Task objective: Rewrite the rows from the one containing "858 700 921</box>" through the one containing "document-title: 保险行业协会下半年工作意见 <box>204", both included, as a JSON list of strings with one string per row. Leave out any blank rows.

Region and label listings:
______

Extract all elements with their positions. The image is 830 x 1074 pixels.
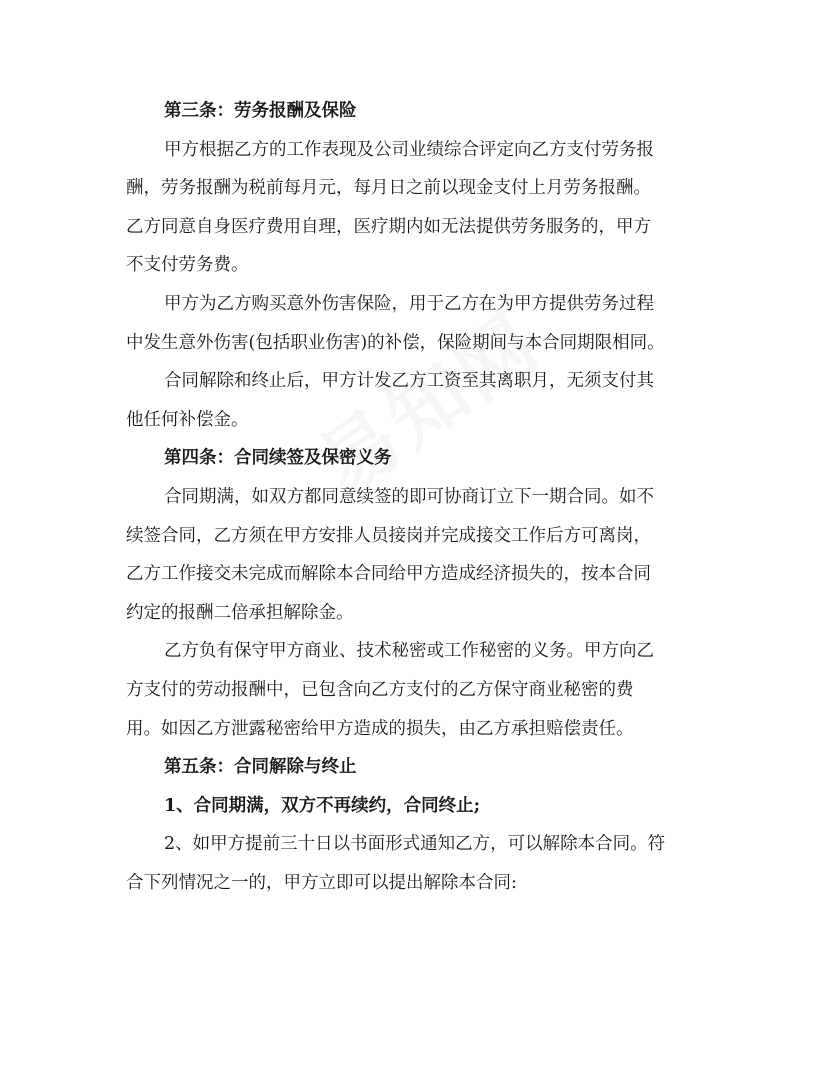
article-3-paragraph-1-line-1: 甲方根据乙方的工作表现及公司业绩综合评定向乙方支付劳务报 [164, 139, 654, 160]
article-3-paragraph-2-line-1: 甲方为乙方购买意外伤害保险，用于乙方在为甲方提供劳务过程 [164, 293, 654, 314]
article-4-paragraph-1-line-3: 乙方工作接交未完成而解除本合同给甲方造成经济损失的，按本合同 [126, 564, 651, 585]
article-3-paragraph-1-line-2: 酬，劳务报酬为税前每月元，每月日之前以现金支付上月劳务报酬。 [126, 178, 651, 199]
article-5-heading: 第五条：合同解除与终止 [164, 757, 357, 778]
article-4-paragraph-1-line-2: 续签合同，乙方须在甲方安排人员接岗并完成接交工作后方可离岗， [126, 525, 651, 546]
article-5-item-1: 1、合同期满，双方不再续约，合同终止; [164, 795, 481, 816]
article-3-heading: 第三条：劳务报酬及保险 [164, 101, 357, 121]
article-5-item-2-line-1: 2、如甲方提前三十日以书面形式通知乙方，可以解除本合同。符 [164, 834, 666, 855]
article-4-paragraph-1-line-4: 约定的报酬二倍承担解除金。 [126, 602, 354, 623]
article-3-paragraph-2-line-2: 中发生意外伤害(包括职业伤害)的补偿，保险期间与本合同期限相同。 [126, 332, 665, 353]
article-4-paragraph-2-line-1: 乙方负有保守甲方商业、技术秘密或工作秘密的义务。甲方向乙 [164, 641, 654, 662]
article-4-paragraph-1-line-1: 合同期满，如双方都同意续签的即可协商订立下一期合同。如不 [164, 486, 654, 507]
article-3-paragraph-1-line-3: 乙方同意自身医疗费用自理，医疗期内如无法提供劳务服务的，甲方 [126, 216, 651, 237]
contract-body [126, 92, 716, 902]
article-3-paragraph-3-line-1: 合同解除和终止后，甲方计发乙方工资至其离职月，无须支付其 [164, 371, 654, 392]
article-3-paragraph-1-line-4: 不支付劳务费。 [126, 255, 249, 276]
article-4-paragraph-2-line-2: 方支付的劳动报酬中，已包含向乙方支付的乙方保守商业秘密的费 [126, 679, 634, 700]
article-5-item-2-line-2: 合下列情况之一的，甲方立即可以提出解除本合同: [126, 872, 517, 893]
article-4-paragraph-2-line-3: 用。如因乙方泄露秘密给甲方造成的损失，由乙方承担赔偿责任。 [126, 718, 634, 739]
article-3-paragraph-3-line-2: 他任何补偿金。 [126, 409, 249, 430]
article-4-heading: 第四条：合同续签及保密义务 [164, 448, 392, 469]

______

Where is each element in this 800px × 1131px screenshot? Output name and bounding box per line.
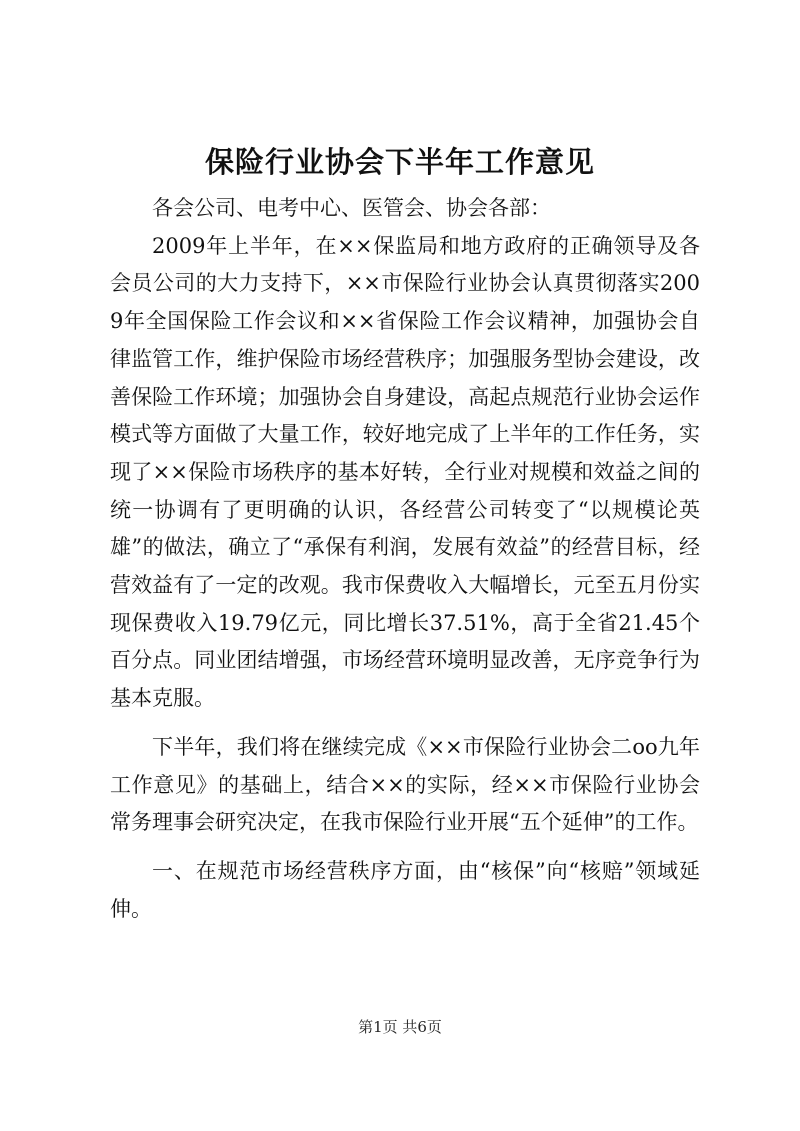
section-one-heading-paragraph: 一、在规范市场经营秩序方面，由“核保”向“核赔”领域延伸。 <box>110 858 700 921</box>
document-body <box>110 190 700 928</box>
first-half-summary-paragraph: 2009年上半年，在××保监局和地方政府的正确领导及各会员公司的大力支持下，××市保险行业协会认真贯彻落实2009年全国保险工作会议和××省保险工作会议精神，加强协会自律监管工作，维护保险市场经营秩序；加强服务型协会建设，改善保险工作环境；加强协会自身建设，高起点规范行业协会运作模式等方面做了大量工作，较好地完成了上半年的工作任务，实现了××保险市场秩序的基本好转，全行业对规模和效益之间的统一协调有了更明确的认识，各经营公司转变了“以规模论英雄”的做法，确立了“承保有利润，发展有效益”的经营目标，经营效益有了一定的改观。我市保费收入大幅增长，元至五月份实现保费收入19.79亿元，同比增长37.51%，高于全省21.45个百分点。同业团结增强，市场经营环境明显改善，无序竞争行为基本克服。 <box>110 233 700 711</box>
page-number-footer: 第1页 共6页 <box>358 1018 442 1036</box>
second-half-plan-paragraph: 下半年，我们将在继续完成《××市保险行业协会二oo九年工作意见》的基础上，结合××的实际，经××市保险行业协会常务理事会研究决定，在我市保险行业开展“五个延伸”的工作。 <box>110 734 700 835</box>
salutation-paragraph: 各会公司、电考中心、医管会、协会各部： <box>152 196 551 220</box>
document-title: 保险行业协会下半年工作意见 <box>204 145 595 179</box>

______

Result:
[
  "section-one-heading-paragraph: 一、在规范市场经营秩序方面，由“核保”向“核赔”领域延伸。 <box>110 858 700 921</box>",
  "document-body <box>110 190 700 928</box>",
  "first-half-summary-paragraph: 2009年上半年，在××保监局和地方政府的正确领导及各会员公司的大力支持下，××市保险行业协会认真贯彻落实2009年全国保险工作会议和××省保险工作会议精神，加强协会自律监管工作，维护保险市场经营秩序；加强服务型协会建设，改善保险工作环境；加强协会自身建设，高起点规范行业协会运作模式等方面做了大量工作，较好地完成了上半年的工作任务，实现了××保险市场秩序的基本好转，全行业对规模和效益之间的统一协调有了更明确的认识，各经营公司转变了“以规模论英雄”的做法，确立了“承保有利润，发展有效益”的经营目标，经营效益有了一定的改观。我市保费收入大幅增长，元至五月份实现保费收入19.79亿元，同比增长37.51%，高于全省21.45个百分点。同业团结增强，市场经营环境明显改善，无序竞争行为基本克服。 <box>110 233 700 711</box>",
  "page-number-footer: 第1页 共6页 <box>358 1018 442 1036</box>",
  "second-half-plan-paragraph: 下半年，我们将在继续完成《××市保险行业协会二oo九年工作意见》的基础上，结合××的实际，经××市保险行业协会常务理事会研究决定，在我市保险行业开展“五个延伸”的工作。 <box>110 734 700 835</box>",
  "salutation-paragraph: 各会公司、电考中心、医管会、协会各部： <box>152 196 551 220</box>",
  "document-title: 保险行业协会下半年工作意见 <box>204 145 595 179</box>"
]